> **Aim**:
Transcribe the records that follow, preserving every word.

> **Exercise inputs**:
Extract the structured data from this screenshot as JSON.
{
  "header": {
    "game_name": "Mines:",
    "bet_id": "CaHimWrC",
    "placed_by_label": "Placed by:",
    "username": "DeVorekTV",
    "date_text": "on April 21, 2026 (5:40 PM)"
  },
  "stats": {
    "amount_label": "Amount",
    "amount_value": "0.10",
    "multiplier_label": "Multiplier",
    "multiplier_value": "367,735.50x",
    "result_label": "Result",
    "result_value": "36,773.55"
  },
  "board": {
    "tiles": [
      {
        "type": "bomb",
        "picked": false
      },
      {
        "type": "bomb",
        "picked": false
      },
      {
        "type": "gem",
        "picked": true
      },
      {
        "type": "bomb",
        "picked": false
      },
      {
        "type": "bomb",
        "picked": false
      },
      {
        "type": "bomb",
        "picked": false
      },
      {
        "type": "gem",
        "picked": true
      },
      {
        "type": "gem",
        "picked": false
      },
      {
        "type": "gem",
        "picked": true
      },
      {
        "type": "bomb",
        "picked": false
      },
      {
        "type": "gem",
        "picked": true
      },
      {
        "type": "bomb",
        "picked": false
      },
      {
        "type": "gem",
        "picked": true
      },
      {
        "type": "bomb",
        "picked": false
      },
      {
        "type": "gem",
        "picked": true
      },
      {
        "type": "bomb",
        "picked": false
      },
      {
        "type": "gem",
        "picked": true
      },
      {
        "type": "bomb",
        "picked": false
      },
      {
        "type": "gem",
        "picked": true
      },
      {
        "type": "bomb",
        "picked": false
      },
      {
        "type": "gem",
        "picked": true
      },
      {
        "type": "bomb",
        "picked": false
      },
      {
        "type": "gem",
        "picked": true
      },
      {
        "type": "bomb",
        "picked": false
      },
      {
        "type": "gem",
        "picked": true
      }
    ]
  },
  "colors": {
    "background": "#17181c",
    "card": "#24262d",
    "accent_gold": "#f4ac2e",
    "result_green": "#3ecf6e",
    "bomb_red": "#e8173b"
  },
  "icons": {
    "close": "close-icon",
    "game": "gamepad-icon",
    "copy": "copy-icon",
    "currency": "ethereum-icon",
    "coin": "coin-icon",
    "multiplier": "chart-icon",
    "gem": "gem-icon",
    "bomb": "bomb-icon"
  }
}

> **Response to the task**:
Extract the structured data from this screenshot as JSON.
{
  "header": {
    "game_name": "Mines:",
    "bet_id": "CaHimWrC",
    "placed_by_label": "Placed by:",
    "username": "DeVorekTV",
    "date_text": "on April 21, 2026 (5:40 PM)"
  },
  "stats": {
    "amount_label": "Amount",
    "amount_value": "0.10",
    "multiplier_label": "Multiplier",
    "multiplier_value": "367,735.50x",
    "result_label": "Result",
    "result_value": "36,773.55"
  },
  "board": {
    "tiles": [
      {
        "type": "bomb",
        "picked": false
      },
      {
        "type": "bomb",
        "picked": false
      },
      {
        "type": "gem",
        "picked": true
      },
      {
        "type": "bomb",
        "picked": false
      },
      {
        "type": "bomb",
        "picked": false
      },
      {
        "type": "bomb",
        "picked": false
      },
      {
        "type": "gem",
        "picked": true
      },
      {
        "type": "gem",
        "picked": false
      },
      {
        "type": "gem",
        "picked": true
      },
      {
        "type": "bomb",
        "picked": false
      },
      {
        "type": "gem",
        "picked": true
      },
      {
        "type": "bomb",
        "picked": false
      },
      {
        "type": "gem",
        "picked": true
      },
      {
        "type": "bomb",
        "picked": false
      },
      {
        "type": "gem",
        "picked": true
      },
      {
        "type": "bomb",
        "picked": false
      },
      {
        "type": "gem",
        "picked": true
      },
      {
        "type": "bomb",
        "picked": false
      },
      {
        "type": "gem",
        "picked": true
      },
      {
        "type": "bomb",
        "picked": false
      },
      {
        "type": "gem",
        "picked": true
      },
      {
        "type": "bomb",
        "picked": false
      },
      {
        "type": "gem",
        "picked": true
      },
      {
        "type": "bomb",
        "picked": false
      },
      {
        "type": "gem",
        "picked": true
      }
    ]
  },
  "colors": {
    "background": "#17181c",
    "card": "#24262d",
    "accent_gold": "#f4ac2e",
    "result_green": "#3ecf6e",
    "bomb_red": "#e8173b"
  },
  "icons": {
    "close": "close-icon",
    "game": "gamepad-icon",
    "copy": "copy-icon",
    "currency": "ethereum-icon",
    "coin": "coin-icon",
    "multiplier": "chart-icon",
    "gem": "gem-icon",
    "bomb": "bomb-icon"
  }
}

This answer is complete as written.